> **What is needed**: Extract every line that includes the string "JSON".

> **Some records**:
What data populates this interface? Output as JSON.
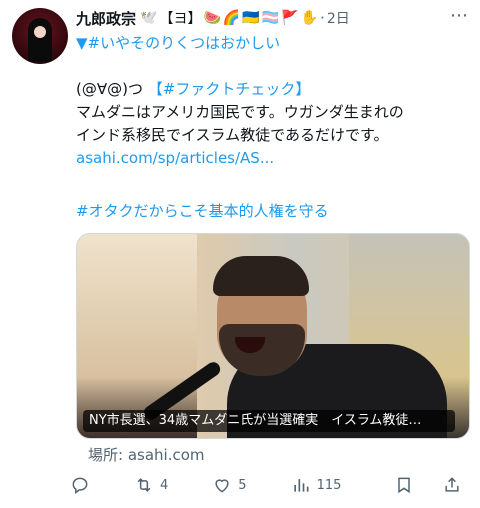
{
  "author": {
    "name": "九郎政宗",
    "badges": [
      "🕊️",
      "【ヨ】",
      "🍉",
      "🌈",
      "🇺🇦",
      "🏳️‍⚧️",
      "🚩",
      "✋"
    ],
    "time": "2日"
  },
  "post": {
    "hashtag1": "▼#いやそのりくつはおかしい",
    "line1_prefix": "(@∀@)つ",
    "line1_tag": "【#ファクトチェック】",
    "line2": "マムダニはアメリカ国民です。ウガンダ生まれの",
    "line3": "インド系移民でイスラム教徒であるだけです。",
    "link": "asahi.com/sp/articles/AS...",
    "hashtag2": "#オタクだからこそ基本的人権を守る"
  },
  "card": {
    "caption": "NY市長選、34歳マムダニ氏が当選確実　イスラム教徒…",
    "source": "場所: asahi.com"
  },
  "actions": {
    "reposts": "4",
    "likes": "5",
    "views": "115"
  }
}
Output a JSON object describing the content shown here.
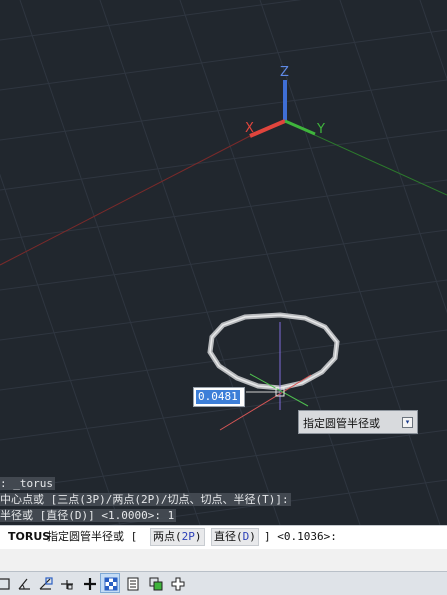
{
  "dynamic_input": {
    "value": "0.0481"
  },
  "tooltip": {
    "text": "指定圆管半径或",
    "arrow": "▾"
  },
  "axis_labels": {
    "x": "X",
    "y": "Y",
    "z": "Z"
  },
  "history": {
    "line1": ": _torus",
    "line2": "中心点或 [三点(3P)/两点(2P)/切点、切点、半径(T)]:",
    "line3": "半径或 [直径(D)] <1.0000>: 1"
  },
  "command_line": {
    "command": "TORUS",
    "prompt": "指定圆管半径或 [",
    "opt1_label": "两点(",
    "opt1_key": "2P",
    "opt1_close": ")",
    "opt2_label": "直径(",
    "opt2_key": "D",
    "opt2_close": ")",
    "suffix": "] <0.1036>:"
  },
  "status_bar": {
    "buttons": [
      "ortho-icon",
      "polar-icon",
      "osnap-icon",
      "otrack-icon",
      "lineweight-icon",
      "transparency-icon",
      "quickprops-icon",
      "selection-cycling-icon",
      "dynamic-ucs-icon"
    ]
  },
  "colors": {
    "viewport_bg": "#21272e",
    "x_axis": "#e0453d",
    "y_axis": "#3fb43c",
    "z_axis": "#3f6fd6",
    "input_highlight": "#3d7fd8"
  }
}
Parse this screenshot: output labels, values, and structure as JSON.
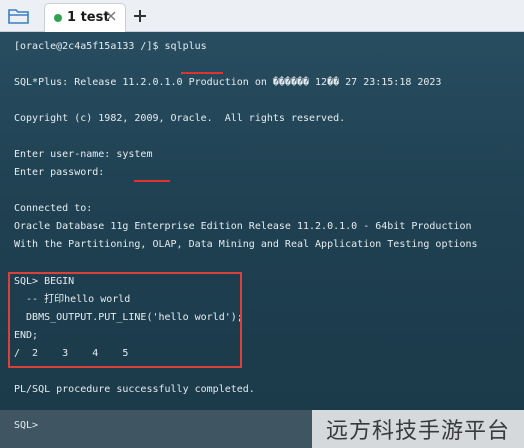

> **Response to this exercise**:
What data populates this interface? Output as JSON.
Output a JSON object describing the content shown here.
Parse this screenshot: output labels, values, and structure as JSON.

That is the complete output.